- [Exercise passage]
Wednesday, March 30, 2011

Now the Tax man Want His Cut


As need turned to greed over donation money, the fluid issues has not taken a new twist, the Internal Revenue Service is asking for their cut.
According to documents obtained by the Promise, three people have been asked to head down to the internal revenue office. The core of their beef with the Tax man is that their donations that they claim on last year’s taxes that they gave to the church have no supporting documents.
“I am as mad as hell, we may lose our home” said one of the three who asked for anonymity. According to the three, they all share the same grief. Although they claim to have given the church money totaling 1500 dollars, thy never received any proof of donation of their money from the church for any money above 500.00 according to the parties.
The promise will keep the blog updated as the fast moving events unfold.

- [What you need to do]
**1.** According to the post about the IRS and church donations, how many people have been asked to go to the internal revenue office?
**2.** Rewrite the paragraph beginning "According to documents obtained by the Promise" from the post about the IRS and church donations as one shorter sentence that keeps its main facts.

- [Study material]
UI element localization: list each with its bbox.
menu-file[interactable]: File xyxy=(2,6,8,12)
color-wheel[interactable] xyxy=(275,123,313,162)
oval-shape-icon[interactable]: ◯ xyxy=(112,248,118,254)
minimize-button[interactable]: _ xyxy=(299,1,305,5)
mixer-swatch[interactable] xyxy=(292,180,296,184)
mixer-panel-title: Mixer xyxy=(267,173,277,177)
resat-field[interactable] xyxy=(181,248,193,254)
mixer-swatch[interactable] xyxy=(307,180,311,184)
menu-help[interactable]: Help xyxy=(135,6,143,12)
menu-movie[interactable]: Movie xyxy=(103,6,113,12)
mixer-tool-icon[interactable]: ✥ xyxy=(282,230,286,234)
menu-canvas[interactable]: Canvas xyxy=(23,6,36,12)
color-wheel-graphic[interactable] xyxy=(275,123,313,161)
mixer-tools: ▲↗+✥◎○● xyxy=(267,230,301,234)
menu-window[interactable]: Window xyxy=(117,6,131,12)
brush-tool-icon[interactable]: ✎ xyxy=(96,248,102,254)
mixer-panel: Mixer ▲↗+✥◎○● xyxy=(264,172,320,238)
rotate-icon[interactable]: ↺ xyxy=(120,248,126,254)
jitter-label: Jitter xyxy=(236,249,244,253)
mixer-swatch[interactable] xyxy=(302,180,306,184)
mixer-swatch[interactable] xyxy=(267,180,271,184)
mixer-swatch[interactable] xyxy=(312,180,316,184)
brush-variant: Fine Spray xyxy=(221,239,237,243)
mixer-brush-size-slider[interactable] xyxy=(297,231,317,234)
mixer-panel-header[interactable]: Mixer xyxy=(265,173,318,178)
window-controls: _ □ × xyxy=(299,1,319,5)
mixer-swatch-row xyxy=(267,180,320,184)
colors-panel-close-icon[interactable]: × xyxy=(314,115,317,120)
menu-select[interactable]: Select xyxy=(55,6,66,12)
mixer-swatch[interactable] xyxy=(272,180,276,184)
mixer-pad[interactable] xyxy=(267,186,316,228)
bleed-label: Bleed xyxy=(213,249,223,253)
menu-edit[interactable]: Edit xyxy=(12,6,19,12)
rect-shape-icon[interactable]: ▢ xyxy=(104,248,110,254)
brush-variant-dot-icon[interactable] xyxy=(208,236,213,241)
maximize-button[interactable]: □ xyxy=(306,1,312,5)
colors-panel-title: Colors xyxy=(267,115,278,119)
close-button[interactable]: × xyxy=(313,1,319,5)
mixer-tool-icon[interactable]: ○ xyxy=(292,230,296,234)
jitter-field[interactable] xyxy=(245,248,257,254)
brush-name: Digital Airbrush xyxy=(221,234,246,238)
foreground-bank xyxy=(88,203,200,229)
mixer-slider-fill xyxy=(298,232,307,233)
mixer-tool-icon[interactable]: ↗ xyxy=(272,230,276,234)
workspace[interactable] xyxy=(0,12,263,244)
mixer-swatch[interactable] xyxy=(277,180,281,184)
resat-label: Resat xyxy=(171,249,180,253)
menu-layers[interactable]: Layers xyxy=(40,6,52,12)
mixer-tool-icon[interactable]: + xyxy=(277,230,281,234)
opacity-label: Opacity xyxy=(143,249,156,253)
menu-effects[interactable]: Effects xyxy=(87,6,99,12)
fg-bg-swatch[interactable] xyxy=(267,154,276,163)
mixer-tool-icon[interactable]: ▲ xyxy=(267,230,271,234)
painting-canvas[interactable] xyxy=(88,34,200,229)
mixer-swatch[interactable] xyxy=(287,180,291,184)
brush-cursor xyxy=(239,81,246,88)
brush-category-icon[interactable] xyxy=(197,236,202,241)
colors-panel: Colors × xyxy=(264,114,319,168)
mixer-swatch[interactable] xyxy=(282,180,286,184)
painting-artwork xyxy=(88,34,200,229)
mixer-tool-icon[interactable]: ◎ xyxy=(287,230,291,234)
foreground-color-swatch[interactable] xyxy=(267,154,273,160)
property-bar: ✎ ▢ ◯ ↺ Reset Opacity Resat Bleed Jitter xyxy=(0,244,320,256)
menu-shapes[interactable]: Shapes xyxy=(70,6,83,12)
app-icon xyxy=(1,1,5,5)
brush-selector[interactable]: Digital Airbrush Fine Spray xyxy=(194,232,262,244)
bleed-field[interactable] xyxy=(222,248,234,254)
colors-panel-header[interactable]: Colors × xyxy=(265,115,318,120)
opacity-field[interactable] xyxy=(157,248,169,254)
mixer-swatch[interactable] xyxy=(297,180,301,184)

- [Expected responses]
**1.** Three people.

**2.** Documents obtained by the Promise show that three people have been called to the internal revenue office because the church donations they claimed on last year's taxes have no supporting documents.